RECORD LIST
══════
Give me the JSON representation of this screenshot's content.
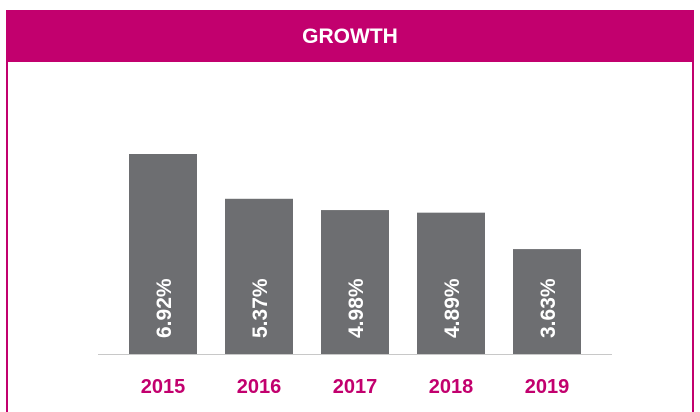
{
  "chart_data": {
    "type": "bar",
    "title": "GROWTH",
    "categories": [
      "2015",
      "2016",
      "2017",
      "2018",
      "2019"
    ],
    "values": [
      6.92,
      5.37,
      4.98,
      4.89,
      3.63
    ],
    "value_labels": [
      "6.92%",
      "5.37%",
      "4.98%",
      "4.89%",
      "3.63%"
    ],
    "color": "#6d6e71"
  }
}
══════
TASK REQUIREMENTS
Write out the listing above again, exactly, but with no pictures in the copy.

RESPONSE TO THE TASK
Give me the JSON representation of this screenshot's content.
{
  "chart_data": {
    "type": "bar",
    "title": "GROWTH",
    "categories": [
      "2015",
      "2016",
      "2017",
      "2018",
      "2019"
    ],
    "values": [
      6.92,
      5.37,
      4.98,
      4.89,
      3.63
    ],
    "value_labels": [
      "6.92%",
      "5.37%",
      "4.98%",
      "4.89%",
      "3.63%"
    ],
    "color": "#6d6e71"
  }
}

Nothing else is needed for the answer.